## Start

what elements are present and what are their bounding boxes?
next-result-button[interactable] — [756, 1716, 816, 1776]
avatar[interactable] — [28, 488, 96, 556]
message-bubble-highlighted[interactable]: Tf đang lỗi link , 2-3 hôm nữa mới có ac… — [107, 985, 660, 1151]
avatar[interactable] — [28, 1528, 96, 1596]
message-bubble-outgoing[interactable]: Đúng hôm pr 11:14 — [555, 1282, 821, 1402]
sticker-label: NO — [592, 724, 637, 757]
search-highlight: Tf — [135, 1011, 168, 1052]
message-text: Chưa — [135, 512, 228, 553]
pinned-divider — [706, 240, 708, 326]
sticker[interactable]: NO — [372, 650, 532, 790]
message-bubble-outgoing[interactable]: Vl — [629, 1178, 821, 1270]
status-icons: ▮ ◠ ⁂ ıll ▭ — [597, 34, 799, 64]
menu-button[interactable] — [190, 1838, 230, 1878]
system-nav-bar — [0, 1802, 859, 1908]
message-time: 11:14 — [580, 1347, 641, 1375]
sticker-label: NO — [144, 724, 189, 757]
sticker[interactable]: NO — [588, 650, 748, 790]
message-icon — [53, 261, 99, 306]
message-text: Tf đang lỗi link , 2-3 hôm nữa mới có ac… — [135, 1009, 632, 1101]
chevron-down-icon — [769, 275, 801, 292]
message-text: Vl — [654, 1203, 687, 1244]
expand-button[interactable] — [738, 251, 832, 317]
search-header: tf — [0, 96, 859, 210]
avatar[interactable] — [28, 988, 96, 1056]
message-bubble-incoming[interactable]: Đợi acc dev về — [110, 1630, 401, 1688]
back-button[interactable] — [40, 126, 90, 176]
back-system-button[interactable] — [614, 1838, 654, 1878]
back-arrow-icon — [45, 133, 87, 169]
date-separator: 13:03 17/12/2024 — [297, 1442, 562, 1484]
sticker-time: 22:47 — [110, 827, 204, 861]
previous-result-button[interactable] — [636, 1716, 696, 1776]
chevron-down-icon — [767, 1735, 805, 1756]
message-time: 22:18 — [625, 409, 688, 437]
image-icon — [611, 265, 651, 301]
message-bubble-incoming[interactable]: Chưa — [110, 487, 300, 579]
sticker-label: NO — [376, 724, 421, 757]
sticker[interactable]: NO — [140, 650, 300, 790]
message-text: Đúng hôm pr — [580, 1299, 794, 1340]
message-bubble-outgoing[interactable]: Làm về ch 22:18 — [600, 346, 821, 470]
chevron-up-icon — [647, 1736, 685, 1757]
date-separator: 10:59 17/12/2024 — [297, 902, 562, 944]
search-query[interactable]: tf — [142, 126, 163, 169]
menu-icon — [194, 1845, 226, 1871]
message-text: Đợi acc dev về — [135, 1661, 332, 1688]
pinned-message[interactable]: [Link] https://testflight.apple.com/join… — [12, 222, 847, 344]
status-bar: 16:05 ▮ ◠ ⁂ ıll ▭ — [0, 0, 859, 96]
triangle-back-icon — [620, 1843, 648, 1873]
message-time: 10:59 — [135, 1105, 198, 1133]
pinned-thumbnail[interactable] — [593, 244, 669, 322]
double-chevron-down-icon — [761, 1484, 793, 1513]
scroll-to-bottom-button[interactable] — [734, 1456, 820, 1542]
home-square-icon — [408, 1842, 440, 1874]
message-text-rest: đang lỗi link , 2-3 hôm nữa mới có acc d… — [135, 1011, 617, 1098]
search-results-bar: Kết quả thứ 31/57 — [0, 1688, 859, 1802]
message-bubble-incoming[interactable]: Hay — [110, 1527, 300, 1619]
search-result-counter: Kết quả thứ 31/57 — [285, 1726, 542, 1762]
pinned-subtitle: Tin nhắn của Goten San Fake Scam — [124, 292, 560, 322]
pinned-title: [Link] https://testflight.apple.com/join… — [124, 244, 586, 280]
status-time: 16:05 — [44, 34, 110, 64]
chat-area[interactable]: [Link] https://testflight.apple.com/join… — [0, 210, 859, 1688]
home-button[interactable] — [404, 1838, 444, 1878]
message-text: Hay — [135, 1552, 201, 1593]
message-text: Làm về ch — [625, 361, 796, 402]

## End

*Task description*
Please reproduce every line of the records above word for word, without changing anything.

*Exercise response*
what elements are present and what are their bounding boxes?
next-result-button[interactable] — [756, 1716, 816, 1776]
avatar[interactable] — [28, 488, 96, 556]
message-bubble-highlighted[interactable]: Tf đang lỗi link , 2-3 hôm nữa mới có ac… — [107, 985, 660, 1151]
avatar[interactable] — [28, 1528, 96, 1596]
message-bubble-outgoing[interactable]: Đúng hôm pr 11:14 — [555, 1282, 821, 1402]
sticker-label: NO — [592, 724, 637, 757]
search-highlight: Tf — [135, 1011, 168, 1052]
message-text: Chưa — [135, 512, 228, 553]
pinned-divider — [706, 240, 708, 326]
sticker[interactable]: NO — [372, 650, 532, 790]
message-bubble-outgoing[interactable]: Vl — [629, 1178, 821, 1270]
status-icons: ▮ ◠ ⁂ ıll ▭ — [597, 34, 799, 64]
menu-button[interactable] — [190, 1838, 230, 1878]
system-nav-bar — [0, 1802, 859, 1908]
message-time: 11:14 — [580, 1347, 641, 1375]
sticker-label: NO — [144, 724, 189, 757]
sticker[interactable]: NO — [588, 650, 748, 790]
message-icon — [53, 261, 99, 306]
message-text: Tf đang lỗi link , 2-3 hôm nữa mới có ac… — [135, 1009, 632, 1101]
chevron-down-icon — [769, 275, 801, 292]
message-text: Vl — [654, 1203, 687, 1244]
expand-button[interactable] — [738, 251, 832, 317]
search-header: tf — [0, 96, 859, 210]
avatar[interactable] — [28, 988, 96, 1056]
message-bubble-incoming[interactable]: Đợi acc dev về — [110, 1630, 401, 1688]
back-button[interactable] — [40, 126, 90, 176]
back-system-button[interactable] — [614, 1838, 654, 1878]
back-arrow-icon — [45, 133, 87, 169]
date-separator: 13:03 17/12/2024 — [297, 1442, 562, 1484]
sticker-time: 22:47 — [110, 827, 204, 861]
previous-result-button[interactable] — [636, 1716, 696, 1776]
chevron-down-icon — [767, 1735, 805, 1756]
message-time: 22:18 — [625, 409, 688, 437]
image-icon — [611, 265, 651, 301]
message-bubble-incoming[interactable]: Chưa — [110, 487, 300, 579]
sticker-label: NO — [376, 724, 421, 757]
sticker[interactable]: NO — [140, 650, 300, 790]
message-text: Đúng hôm pr — [580, 1299, 794, 1340]
message-bubble-outgoing[interactable]: Làm về ch 22:18 — [600, 346, 821, 470]
chevron-up-icon — [647, 1736, 685, 1757]
date-separator: 10:59 17/12/2024 — [297, 902, 562, 944]
search-query[interactable]: tf — [142, 126, 163, 169]
menu-icon — [194, 1845, 226, 1871]
message-text: Đợi acc dev về — [135, 1661, 332, 1688]
pinned-message[interactable]: [Link] https://testflight.apple.com/join… — [12, 222, 847, 344]
status-bar: 16:05 ▮ ◠ ⁂ ıll ▭ — [0, 0, 859, 96]
triangle-back-icon — [620, 1843, 648, 1873]
message-time: 10:59 — [135, 1105, 198, 1133]
pinned-thumbnail[interactable] — [593, 244, 669, 322]
double-chevron-down-icon — [761, 1484, 793, 1513]
scroll-to-bottom-button[interactable] — [734, 1456, 820, 1542]
home-square-icon — [408, 1842, 440, 1874]
message-text-rest: đang lỗi link , 2-3 hôm nữa mới có acc d… — [135, 1011, 617, 1098]
search-results-bar: Kết quả thứ 31/57 — [0, 1688, 859, 1802]
message-bubble-incoming[interactable]: Hay — [110, 1527, 300, 1619]
search-result-counter: Kết quả thứ 31/57 — [285, 1726, 542, 1762]
pinned-subtitle: Tin nhắn của Goten San Fake Scam — [124, 292, 560, 322]
pinned-title: [Link] https://testflight.apple.com/join… — [124, 244, 586, 280]
status-time: 16:05 — [44, 34, 110, 64]
chat-area[interactable]: [Link] https://testflight.apple.com/join… — [0, 210, 859, 1688]
home-button[interactable] — [404, 1838, 444, 1878]
message-text: Hay — [135, 1552, 201, 1593]
message-text: Làm về ch — [625, 361, 796, 402]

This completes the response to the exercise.